* Records supplied
* begin *
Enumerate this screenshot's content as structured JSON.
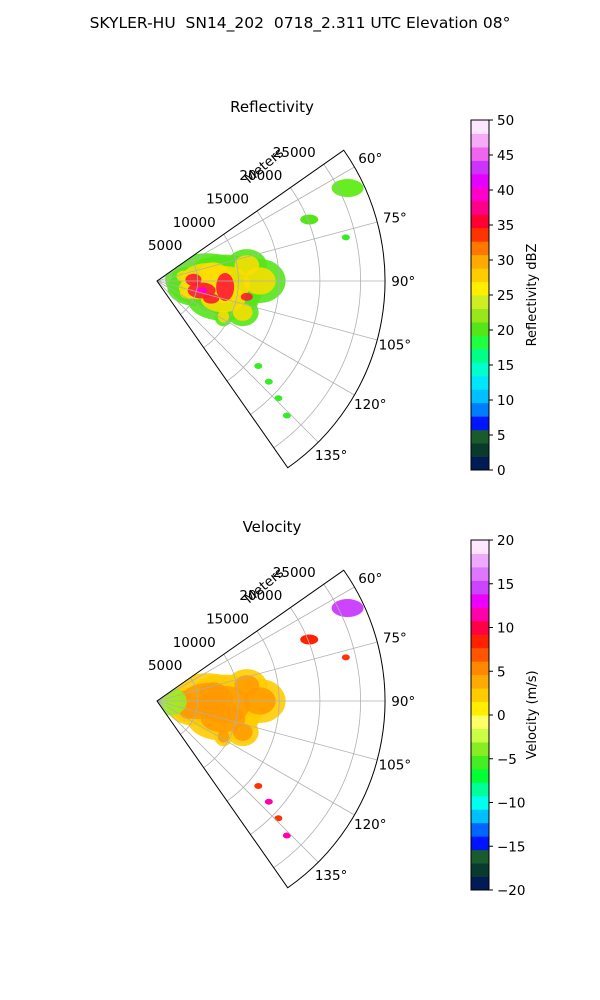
{
  "figure": {
    "title": "SKYLER-HU  SN14_202  0718_2.311 UTC Elevation 08°"
  },
  "colors": {
    "grid": "#b0b0b0",
    "frame": "#000000"
  },
  "chart_data": [
    {
      "type": "heatmap",
      "title": "Reflectivity",
      "radial_label": "Meters",
      "radial_ticks": [
        "5000",
        "10000",
        "15000",
        "20000",
        "25000"
      ],
      "radial_tick_values": [
        5000,
        10000,
        15000,
        20000,
        25000
      ],
      "rlim": [
        0,
        28000
      ],
      "angle_ticks": [
        "60°",
        "75°",
        "90°",
        "105°",
        "120°",
        "135°"
      ],
      "angle_tick_values": [
        60,
        75,
        90,
        105,
        120,
        135
      ],
      "azimuth_range": [
        55,
        145
      ],
      "grid": true,
      "colorbar": {
        "label": "Reflectivity dBZ",
        "ticks": [
          "0",
          "5",
          "10",
          "15",
          "20",
          "25",
          "30",
          "35",
          "40",
          "45",
          "50"
        ],
        "range": [
          0,
          50
        ],
        "colors": [
          "#001b55",
          "#0a3a2e",
          "#1a5a2c",
          "#0015ff",
          "#007cff",
          "#00bfff",
          "#00e6ff",
          "#00ffcc",
          "#00ff88",
          "#20ff40",
          "#55e61a",
          "#99e61a",
          "#ccee22",
          "#ffee00",
          "#ffcc00",
          "#ffaa00",
          "#ff7700",
          "#ff3300",
          "#ff0033",
          "#ff0088",
          "#ff00cc",
          "#e600ff",
          "#cc33ff",
          "#ee66ee",
          "#f7aaf7",
          "#ffe6ff"
        ]
      }
    },
    {
      "type": "heatmap",
      "title": "Velocity",
      "radial_label": "Meters",
      "radial_ticks": [
        "5000",
        "10000",
        "15000",
        "20000",
        "25000"
      ],
      "radial_tick_values": [
        5000,
        10000,
        15000,
        20000,
        25000
      ],
      "rlim": [
        0,
        28000
      ],
      "angle_ticks": [
        "60°",
        "75°",
        "90°",
        "105°",
        "120°",
        "135°"
      ],
      "angle_tick_values": [
        60,
        75,
        90,
        105,
        120,
        135
      ],
      "azimuth_range": [
        55,
        145
      ],
      "grid": true,
      "colorbar": {
        "label": "Velocity (m/s)",
        "ticks": [
          "−20",
          "−15",
          "−10",
          "−5",
          "0",
          "5",
          "10",
          "15",
          "20"
        ],
        "range": [
          -20,
          20
        ],
        "colors": [
          "#001b55",
          "#0a3a2e",
          "#1a5a2c",
          "#0015ff",
          "#0066ff",
          "#00bfff",
          "#00ffee",
          "#00ff99",
          "#00ff33",
          "#44ee22",
          "#88ee22",
          "#ccff44",
          "#ffff66",
          "#ffee00",
          "#ffcc00",
          "#ffaa00",
          "#ff8800",
          "#ff5500",
          "#ff2200",
          "#ff0044",
          "#ff00aa",
          "#ee00ff",
          "#cc44ff",
          "#dd77ff",
          "#eeaaff",
          "#ffe6ff"
        ]
      }
    }
  ]
}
* end *
* Aim of the exercise
Using the material above, retype each entry exactly and omit the pictures.

* Result
Enumerate this screenshot's content as structured JSON.
{
  "figure": {
    "title": "SKYLER-HU  SN14_202  0718_2.311 UTC Elevation 08°"
  },
  "colors": {
    "grid": "#b0b0b0",
    "frame": "#000000"
  },
  "chart_data": [
    {
      "type": "heatmap",
      "title": "Reflectivity",
      "radial_label": "Meters",
      "radial_ticks": [
        "5000",
        "10000",
        "15000",
        "20000",
        "25000"
      ],
      "radial_tick_values": [
        5000,
        10000,
        15000,
        20000,
        25000
      ],
      "rlim": [
        0,
        28000
      ],
      "angle_ticks": [
        "60°",
        "75°",
        "90°",
        "105°",
        "120°",
        "135°"
      ],
      "angle_tick_values": [
        60,
        75,
        90,
        105,
        120,
        135
      ],
      "azimuth_range": [
        55,
        145
      ],
      "grid": true,
      "colorbar": {
        "label": "Reflectivity dBZ",
        "ticks": [
          "0",
          "5",
          "10",
          "15",
          "20",
          "25",
          "30",
          "35",
          "40",
          "45",
          "50"
        ],
        "range": [
          0,
          50
        ],
        "colors": [
          "#001b55",
          "#0a3a2e",
          "#1a5a2c",
          "#0015ff",
          "#007cff",
          "#00bfff",
          "#00e6ff",
          "#00ffcc",
          "#00ff88",
          "#20ff40",
          "#55e61a",
          "#99e61a",
          "#ccee22",
          "#ffee00",
          "#ffcc00",
          "#ffaa00",
          "#ff7700",
          "#ff3300",
          "#ff0033",
          "#ff0088",
          "#ff00cc",
          "#e600ff",
          "#cc33ff",
          "#ee66ee",
          "#f7aaf7",
          "#ffe6ff"
        ]
      }
    },
    {
      "type": "heatmap",
      "title": "Velocity",
      "radial_label": "Meters",
      "radial_ticks": [
        "5000",
        "10000",
        "15000",
        "20000",
        "25000"
      ],
      "radial_tick_values": [
        5000,
        10000,
        15000,
        20000,
        25000
      ],
      "rlim": [
        0,
        28000
      ],
      "angle_ticks": [
        "60°",
        "75°",
        "90°",
        "105°",
        "120°",
        "135°"
      ],
      "angle_tick_values": [
        60,
        75,
        90,
        105,
        120,
        135
      ],
      "azimuth_range": [
        55,
        145
      ],
      "grid": true,
      "colorbar": {
        "label": "Velocity (m/s)",
        "ticks": [
          "−20",
          "−15",
          "−10",
          "−5",
          "0",
          "5",
          "10",
          "15",
          "20"
        ],
        "range": [
          -20,
          20
        ],
        "colors": [
          "#001b55",
          "#0a3a2e",
          "#1a5a2c",
          "#0015ff",
          "#0066ff",
          "#00bfff",
          "#00ffee",
          "#00ff99",
          "#00ff33",
          "#44ee22",
          "#88ee22",
          "#ccff44",
          "#ffff66",
          "#ffee00",
          "#ffcc00",
          "#ffaa00",
          "#ff8800",
          "#ff5500",
          "#ff2200",
          "#ff0044",
          "#ff00aa",
          "#ee00ff",
          "#cc44ff",
          "#dd77ff",
          "#eeaaff",
          "#ffe6ff"
        ]
      }
    }
  ]
}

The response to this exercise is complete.